Goal
Rewrite the records below, substituting "Palladium" for each occurrence of "Platinum" and leaving everything else unchanged.

Provided data
-- BEGIN --

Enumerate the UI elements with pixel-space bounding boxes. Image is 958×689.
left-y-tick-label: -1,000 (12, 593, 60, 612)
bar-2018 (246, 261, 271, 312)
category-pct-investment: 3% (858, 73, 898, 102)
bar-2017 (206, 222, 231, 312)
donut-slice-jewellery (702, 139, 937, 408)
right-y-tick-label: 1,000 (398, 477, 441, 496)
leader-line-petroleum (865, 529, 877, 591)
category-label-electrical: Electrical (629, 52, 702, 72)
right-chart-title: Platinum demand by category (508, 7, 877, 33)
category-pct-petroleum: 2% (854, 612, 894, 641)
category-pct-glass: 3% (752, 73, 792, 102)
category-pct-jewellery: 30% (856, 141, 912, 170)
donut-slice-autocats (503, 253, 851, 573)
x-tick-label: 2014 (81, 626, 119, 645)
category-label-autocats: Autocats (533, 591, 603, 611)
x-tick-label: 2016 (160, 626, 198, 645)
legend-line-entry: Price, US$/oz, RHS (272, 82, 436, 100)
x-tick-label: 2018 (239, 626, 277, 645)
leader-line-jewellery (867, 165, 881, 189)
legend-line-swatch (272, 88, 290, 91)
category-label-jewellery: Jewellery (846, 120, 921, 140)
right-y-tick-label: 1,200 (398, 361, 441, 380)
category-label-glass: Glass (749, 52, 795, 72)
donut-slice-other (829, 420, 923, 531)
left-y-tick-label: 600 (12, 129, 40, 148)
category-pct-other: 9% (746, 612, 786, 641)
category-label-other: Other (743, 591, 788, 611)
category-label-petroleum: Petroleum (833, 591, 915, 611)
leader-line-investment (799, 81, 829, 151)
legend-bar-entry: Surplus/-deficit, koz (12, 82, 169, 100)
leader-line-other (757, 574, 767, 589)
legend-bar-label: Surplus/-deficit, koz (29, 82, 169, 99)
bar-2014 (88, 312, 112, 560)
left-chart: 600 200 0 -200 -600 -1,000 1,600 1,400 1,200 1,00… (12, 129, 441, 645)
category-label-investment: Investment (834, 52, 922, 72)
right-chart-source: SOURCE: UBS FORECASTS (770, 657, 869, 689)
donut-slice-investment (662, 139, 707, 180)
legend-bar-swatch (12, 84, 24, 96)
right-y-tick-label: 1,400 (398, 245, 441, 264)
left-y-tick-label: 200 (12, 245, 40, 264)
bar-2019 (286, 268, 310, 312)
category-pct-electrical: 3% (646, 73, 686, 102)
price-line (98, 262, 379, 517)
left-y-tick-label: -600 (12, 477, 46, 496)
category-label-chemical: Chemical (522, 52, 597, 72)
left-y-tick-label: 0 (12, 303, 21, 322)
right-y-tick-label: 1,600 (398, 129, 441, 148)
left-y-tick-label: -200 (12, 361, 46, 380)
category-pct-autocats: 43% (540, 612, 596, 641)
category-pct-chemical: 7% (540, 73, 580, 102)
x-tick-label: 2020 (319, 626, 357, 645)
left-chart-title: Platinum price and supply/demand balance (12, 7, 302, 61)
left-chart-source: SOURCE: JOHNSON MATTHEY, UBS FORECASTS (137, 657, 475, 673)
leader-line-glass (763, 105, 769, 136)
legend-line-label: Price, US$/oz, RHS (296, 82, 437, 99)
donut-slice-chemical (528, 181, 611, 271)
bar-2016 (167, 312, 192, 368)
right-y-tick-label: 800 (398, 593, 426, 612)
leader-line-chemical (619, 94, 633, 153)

-- END --

Output for this task
Enumerate the UI elements with pixel-space bounding boxes. Image is 958×689.
left-y-tick-label: -1,000 (12, 593, 60, 612)
bar-2018 (246, 261, 271, 312)
category-pct-investment: 3% (858, 73, 898, 102)
bar-2017 (206, 222, 231, 312)
donut-slice-jewellery (702, 139, 937, 408)
right-y-tick-label: 1,000 (398, 477, 441, 496)
leader-line-petroleum (865, 529, 877, 591)
category-label-electrical: Electrical (629, 52, 702, 72)
right-chart-title: Palladium demand by category (508, 7, 877, 33)
category-pct-petroleum: 2% (854, 612, 894, 641)
category-pct-glass: 3% (752, 73, 792, 102)
category-pct-jewellery: 30% (856, 141, 912, 170)
donut-slice-autocats (503, 253, 851, 573)
x-tick-label: 2014 (81, 626, 119, 645)
category-label-autocats: Autocats (533, 591, 603, 611)
x-tick-label: 2016 (160, 626, 198, 645)
legend-line-entry: Price, US$/oz, RHS (272, 82, 436, 100)
x-tick-label: 2018 (239, 626, 277, 645)
leader-line-jewellery (867, 165, 881, 189)
legend-line-swatch (272, 88, 290, 91)
category-label-jewellery: Jewellery (846, 120, 921, 140)
right-y-tick-label: 1,200 (398, 361, 441, 380)
category-label-glass: Glass (749, 52, 795, 72)
donut-slice-other (829, 420, 923, 531)
left-y-tick-label: 600 (12, 129, 40, 148)
category-pct-other: 9% (746, 612, 786, 641)
category-label-other: Other (743, 591, 788, 611)
category-label-petroleum: Petroleum (833, 591, 915, 611)
leader-line-investment (799, 81, 829, 151)
legend-bar-entry: Surplus/-deficit, koz (12, 82, 169, 100)
leader-line-other (757, 574, 767, 589)
legend-bar-label: Surplus/-deficit, koz (29, 82, 169, 99)
bar-2014 (88, 312, 112, 560)
left-chart: 600 200 0 -200 -600 -1,000 1,600 1,400 1,200 1,00… (12, 129, 441, 645)
category-label-investment: Investment (834, 52, 922, 72)
right-chart-source: SOURCE: UBS FORECASTS (770, 657, 869, 689)
donut-slice-investment (662, 139, 707, 180)
legend-bar-swatch (12, 84, 24, 96)
right-y-tick-label: 1,400 (398, 245, 441, 264)
left-y-tick-label: 200 (12, 245, 40, 264)
bar-2019 (286, 268, 310, 312)
category-pct-electrical: 3% (646, 73, 686, 102)
price-line (98, 262, 379, 517)
left-y-tick-label: -600 (12, 477, 46, 496)
category-label-chemical: Chemical (522, 52, 597, 72)
left-y-tick-label: 0 (12, 303, 21, 322)
right-y-tick-label: 1,600 (398, 129, 441, 148)
left-y-tick-label: -200 (12, 361, 46, 380)
category-pct-autocats: 43% (540, 612, 596, 641)
category-pct-chemical: 7% (540, 73, 580, 102)
x-tick-label: 2020 (319, 626, 357, 645)
left-chart-title: Palladium price and supply/demand balance (12, 7, 302, 61)
left-chart-source: SOURCE: JOHNSON MATTHEY, UBS FORECASTS (137, 657, 475, 673)
leader-line-glass (763, 105, 769, 136)
legend-line-label: Price, US$/oz, RHS (296, 82, 437, 99)
donut-slice-chemical (528, 181, 611, 271)
bar-2016 (167, 312, 192, 368)
right-y-tick-label: 800 (398, 593, 426, 612)
leader-line-chemical (619, 94, 633, 153)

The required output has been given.